● **What the exercise asks**: Note each line of the listing that contains the string "kwotowo", and copy it.
··· Listed records
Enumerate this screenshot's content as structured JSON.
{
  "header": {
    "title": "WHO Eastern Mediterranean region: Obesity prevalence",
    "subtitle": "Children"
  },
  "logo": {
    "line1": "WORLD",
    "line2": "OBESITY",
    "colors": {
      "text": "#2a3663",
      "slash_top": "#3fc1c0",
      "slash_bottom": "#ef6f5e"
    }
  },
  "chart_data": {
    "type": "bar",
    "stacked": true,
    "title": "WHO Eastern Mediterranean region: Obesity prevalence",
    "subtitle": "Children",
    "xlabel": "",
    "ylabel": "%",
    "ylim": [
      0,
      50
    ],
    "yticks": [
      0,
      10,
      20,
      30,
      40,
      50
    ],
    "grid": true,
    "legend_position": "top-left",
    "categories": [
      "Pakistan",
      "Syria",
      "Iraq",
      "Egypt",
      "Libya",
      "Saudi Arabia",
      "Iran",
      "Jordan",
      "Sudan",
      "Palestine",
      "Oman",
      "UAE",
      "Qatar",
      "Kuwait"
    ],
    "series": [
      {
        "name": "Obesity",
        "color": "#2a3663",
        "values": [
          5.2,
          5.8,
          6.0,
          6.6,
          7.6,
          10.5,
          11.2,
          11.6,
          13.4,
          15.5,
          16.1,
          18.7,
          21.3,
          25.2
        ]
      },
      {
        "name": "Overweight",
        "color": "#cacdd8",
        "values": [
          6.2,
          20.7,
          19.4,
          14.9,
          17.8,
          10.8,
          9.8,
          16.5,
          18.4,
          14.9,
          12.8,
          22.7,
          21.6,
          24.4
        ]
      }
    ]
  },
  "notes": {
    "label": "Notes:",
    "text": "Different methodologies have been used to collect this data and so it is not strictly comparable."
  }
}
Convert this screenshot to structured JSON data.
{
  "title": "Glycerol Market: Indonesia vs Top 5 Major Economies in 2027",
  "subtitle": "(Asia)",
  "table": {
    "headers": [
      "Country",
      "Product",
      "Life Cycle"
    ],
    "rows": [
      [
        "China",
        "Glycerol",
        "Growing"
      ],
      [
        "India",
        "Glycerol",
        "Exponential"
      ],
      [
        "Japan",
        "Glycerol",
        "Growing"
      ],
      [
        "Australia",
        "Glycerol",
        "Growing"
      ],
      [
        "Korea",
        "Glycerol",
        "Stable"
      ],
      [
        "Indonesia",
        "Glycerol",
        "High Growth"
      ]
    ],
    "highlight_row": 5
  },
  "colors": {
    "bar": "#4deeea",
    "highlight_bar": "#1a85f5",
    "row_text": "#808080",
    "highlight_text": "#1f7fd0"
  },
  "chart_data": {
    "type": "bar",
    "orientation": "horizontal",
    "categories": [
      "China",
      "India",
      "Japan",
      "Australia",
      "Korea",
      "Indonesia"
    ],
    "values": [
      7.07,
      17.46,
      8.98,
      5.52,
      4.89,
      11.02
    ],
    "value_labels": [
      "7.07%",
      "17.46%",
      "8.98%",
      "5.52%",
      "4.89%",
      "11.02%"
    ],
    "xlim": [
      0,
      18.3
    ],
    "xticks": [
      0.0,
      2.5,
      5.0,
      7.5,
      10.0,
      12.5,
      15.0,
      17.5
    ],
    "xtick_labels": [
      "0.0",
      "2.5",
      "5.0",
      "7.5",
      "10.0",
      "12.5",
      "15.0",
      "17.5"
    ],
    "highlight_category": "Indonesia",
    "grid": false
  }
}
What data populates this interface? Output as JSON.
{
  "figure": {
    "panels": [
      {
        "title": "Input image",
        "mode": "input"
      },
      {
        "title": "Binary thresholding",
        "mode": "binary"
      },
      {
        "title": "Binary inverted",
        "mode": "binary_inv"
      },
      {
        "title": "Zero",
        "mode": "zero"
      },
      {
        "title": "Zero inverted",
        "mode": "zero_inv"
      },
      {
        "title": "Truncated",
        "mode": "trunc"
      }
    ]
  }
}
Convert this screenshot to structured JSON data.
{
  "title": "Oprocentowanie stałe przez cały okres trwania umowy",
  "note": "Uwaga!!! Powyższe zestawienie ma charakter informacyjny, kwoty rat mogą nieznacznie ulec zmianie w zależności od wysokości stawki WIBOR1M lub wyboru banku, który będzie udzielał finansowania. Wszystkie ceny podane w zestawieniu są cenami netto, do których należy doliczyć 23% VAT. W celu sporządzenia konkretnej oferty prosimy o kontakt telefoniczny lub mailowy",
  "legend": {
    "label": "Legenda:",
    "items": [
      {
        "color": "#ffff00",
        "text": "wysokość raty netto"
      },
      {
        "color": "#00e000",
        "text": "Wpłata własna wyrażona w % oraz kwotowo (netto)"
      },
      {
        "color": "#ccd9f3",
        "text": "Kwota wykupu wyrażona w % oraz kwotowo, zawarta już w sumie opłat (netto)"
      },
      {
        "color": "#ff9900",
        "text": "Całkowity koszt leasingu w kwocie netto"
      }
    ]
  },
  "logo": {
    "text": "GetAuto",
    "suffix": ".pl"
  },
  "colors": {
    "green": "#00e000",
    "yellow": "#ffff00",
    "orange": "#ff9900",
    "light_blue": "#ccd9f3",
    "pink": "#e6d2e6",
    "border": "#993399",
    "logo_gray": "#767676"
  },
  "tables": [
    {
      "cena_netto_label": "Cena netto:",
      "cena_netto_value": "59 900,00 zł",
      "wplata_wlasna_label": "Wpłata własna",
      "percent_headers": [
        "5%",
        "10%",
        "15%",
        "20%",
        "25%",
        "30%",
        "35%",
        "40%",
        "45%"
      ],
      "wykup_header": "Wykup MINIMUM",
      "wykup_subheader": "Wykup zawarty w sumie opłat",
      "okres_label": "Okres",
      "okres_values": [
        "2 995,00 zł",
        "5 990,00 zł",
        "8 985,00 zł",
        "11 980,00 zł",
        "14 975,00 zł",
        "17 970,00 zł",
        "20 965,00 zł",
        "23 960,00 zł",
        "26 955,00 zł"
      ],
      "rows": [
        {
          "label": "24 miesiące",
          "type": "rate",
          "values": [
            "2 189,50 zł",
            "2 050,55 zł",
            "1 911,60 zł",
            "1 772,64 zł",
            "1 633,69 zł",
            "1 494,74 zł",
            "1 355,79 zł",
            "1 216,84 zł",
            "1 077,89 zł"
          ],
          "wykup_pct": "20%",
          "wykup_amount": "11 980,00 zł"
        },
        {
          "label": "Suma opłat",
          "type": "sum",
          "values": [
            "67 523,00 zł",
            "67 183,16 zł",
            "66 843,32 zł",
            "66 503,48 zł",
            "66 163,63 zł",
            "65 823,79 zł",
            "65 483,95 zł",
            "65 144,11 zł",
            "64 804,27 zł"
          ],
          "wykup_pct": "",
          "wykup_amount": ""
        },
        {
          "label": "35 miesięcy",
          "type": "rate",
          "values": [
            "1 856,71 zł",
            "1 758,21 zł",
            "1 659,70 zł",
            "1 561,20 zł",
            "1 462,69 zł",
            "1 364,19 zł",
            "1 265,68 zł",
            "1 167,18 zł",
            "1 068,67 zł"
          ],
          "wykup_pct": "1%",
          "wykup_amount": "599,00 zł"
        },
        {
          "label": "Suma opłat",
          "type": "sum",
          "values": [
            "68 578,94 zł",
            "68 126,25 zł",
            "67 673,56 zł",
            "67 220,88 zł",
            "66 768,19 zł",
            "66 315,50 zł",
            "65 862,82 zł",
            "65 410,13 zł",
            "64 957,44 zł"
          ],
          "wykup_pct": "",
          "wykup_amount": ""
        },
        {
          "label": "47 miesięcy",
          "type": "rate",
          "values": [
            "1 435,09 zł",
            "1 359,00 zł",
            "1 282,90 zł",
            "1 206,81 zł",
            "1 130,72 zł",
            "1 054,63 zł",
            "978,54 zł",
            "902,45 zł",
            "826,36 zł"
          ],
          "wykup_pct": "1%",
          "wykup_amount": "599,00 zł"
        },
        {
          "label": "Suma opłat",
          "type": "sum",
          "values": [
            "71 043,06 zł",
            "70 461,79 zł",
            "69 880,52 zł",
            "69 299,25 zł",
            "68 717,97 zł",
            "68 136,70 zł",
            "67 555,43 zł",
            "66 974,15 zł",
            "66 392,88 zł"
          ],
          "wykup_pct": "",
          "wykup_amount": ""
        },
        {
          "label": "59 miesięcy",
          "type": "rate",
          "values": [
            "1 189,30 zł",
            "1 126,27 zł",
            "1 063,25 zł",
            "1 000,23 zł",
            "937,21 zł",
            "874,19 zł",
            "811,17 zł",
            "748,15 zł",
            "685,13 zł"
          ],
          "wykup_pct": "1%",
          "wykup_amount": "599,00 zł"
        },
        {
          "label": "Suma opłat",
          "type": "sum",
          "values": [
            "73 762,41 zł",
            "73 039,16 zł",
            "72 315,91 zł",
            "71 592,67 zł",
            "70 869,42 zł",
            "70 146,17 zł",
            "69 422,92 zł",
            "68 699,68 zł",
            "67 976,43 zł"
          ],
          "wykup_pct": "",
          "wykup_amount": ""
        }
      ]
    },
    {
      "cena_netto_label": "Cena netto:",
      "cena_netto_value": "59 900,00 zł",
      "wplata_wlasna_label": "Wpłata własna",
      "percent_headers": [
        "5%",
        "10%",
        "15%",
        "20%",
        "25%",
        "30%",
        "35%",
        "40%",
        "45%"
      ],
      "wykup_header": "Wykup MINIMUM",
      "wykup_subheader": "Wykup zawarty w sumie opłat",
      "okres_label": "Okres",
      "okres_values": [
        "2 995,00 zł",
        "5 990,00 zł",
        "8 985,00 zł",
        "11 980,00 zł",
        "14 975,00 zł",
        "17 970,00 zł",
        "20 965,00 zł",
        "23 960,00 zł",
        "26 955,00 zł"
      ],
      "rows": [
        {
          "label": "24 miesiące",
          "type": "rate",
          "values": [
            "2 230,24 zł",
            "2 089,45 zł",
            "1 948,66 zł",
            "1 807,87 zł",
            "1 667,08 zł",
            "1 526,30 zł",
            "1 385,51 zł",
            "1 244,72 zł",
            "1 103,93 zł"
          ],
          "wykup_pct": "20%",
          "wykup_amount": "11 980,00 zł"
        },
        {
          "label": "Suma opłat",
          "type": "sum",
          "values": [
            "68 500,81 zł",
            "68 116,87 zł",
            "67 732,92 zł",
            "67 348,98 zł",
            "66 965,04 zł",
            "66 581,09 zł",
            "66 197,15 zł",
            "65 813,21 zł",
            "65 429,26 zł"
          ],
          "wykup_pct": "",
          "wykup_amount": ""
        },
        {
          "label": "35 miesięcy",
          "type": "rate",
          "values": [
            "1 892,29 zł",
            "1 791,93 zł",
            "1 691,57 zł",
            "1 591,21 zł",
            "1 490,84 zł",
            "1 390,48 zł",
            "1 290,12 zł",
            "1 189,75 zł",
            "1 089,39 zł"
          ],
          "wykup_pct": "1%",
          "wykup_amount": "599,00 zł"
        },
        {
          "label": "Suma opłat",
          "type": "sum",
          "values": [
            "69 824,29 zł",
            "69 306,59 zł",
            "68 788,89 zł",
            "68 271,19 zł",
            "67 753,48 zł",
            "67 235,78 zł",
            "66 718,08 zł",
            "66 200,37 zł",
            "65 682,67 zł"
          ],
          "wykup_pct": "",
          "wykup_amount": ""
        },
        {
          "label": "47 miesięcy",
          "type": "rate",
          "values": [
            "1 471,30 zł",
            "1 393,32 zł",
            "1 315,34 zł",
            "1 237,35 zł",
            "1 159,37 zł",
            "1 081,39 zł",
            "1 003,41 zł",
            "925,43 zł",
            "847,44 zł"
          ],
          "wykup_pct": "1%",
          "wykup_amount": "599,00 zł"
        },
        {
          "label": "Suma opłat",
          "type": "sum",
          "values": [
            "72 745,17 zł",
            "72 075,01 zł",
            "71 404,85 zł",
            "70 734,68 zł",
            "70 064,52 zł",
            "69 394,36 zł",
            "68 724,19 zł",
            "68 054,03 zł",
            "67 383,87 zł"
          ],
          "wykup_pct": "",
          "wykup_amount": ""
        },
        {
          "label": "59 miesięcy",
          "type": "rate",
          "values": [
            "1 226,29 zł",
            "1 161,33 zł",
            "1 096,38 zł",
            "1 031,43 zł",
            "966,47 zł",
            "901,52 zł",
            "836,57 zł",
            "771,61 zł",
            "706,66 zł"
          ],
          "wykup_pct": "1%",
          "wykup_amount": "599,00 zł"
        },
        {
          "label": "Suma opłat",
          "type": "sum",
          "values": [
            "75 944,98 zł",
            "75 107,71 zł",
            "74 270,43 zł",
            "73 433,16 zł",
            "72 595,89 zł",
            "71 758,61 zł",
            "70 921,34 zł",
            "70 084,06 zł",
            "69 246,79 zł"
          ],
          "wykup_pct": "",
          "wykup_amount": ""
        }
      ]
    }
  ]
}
······
● **Exercise output**:
        "text": "Wpłata własna wyrażona w % oraz kwotowo (netto)"
        "text": "Kwota wykupu wyrażona w % oraz kwotowo, zawarta już w sumie opłat (netto)"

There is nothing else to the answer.